+++ Data for this task

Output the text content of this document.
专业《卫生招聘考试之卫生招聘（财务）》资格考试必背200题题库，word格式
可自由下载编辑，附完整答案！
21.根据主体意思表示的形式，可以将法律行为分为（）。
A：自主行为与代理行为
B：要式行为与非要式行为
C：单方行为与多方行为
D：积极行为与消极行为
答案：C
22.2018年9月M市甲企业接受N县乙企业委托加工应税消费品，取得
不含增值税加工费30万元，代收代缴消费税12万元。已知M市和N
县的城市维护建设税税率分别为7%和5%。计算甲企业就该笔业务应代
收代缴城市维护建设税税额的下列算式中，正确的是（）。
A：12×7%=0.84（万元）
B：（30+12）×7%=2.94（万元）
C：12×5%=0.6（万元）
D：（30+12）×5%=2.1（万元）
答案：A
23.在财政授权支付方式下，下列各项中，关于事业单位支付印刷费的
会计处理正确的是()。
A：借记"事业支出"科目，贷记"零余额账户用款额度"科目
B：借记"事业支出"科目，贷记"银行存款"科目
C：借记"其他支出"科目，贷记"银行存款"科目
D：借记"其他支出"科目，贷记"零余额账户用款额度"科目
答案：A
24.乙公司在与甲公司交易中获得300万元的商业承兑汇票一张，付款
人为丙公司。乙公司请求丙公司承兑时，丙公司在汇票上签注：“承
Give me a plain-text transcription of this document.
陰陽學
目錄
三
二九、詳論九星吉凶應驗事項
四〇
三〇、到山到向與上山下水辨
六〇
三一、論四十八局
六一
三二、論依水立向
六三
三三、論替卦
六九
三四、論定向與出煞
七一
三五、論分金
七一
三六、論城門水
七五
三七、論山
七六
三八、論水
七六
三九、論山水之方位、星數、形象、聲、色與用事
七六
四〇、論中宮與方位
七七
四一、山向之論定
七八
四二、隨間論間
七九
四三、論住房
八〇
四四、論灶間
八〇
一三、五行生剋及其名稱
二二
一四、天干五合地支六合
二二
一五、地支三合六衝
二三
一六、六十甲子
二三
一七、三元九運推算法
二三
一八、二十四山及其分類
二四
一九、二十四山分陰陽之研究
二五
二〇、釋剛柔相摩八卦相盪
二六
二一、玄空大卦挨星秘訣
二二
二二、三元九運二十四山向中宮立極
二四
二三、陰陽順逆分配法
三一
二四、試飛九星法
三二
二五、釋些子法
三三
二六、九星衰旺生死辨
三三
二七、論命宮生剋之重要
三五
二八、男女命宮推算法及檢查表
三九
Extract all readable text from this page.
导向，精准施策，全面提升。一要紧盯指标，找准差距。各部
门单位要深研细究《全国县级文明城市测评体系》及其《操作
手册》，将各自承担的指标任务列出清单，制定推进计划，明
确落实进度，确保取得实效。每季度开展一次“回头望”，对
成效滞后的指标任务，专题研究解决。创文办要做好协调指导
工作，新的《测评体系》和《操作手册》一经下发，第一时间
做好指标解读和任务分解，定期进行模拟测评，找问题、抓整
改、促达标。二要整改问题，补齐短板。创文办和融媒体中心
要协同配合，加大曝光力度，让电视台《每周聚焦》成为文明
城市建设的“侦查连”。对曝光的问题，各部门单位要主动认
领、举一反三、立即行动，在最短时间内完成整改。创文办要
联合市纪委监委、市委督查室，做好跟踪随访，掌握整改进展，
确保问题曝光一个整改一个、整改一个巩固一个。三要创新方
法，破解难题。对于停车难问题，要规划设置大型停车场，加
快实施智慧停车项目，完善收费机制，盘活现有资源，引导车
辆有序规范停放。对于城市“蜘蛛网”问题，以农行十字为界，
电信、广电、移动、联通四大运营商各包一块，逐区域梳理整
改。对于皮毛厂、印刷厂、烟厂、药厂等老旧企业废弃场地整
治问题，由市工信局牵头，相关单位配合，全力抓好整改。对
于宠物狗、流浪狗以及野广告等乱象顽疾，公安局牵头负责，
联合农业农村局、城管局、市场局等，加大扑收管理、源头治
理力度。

++++++

■ Aim of the task: Return precisely the lines of the records, starting with the line that holds "Extract all readable text from this page." and ending with the last one.

■ Solution for this problem:
Extract all readable text from this page.
导向，精准施策，全面提升。一要紧盯指标，找准差距。各部
门单位要深研细究《全国县级文明城市测评体系》及其《操作
手册》，将各自承担的指标任务列出清单，制定推进计划，明
确落实进度，确保取得实效。每季度开展一次“回头望”，对
成效滞后的指标任务，专题研究解决。创文办要做好协调指导
工作，新的《测评体系》和《操作手册》一经下发，第一时间
做好指标解读和任务分解，定期进行模拟测评，找问题、抓整
改、促达标。二要整改问题，补齐短板。创文办和融媒体中心
要协同配合，加大曝光力度，让电视台《每周聚焦》成为文明
城市建设的“侦查连”。对曝光的问题，各部门单位要主动认
领、举一反三、立即行动，在最短时间内完成整改。创文办要
联合市纪委监委、市委督查室，做好跟踪随访，掌握整改进展，
确保问题曝光一个整改一个、整改一个巩固一个。三要创新方
法，破解难题。对于停车难问题，要规划设置大型停车场，加
快实施智慧停车项目，完善收费机制，盘活现有资源，引导车
辆有序规范停放。对于城市“蜘蛛网”问题，以农行十字为界，
电信、广电、移动、联通四大运营商各包一块，逐区域梳理整
改。对于皮毛厂、印刷厂、烟厂、药厂等老旧企业废弃场地整
治问题，由市工信局牵头，相关单位配合，全力抓好整改。对
于宠物狗、流浪狗以及野广告等乱象顽疾，公安局牵头负责，
联合农业农村局、城管局、市场局等，加大扑收管理、源头治
理力度。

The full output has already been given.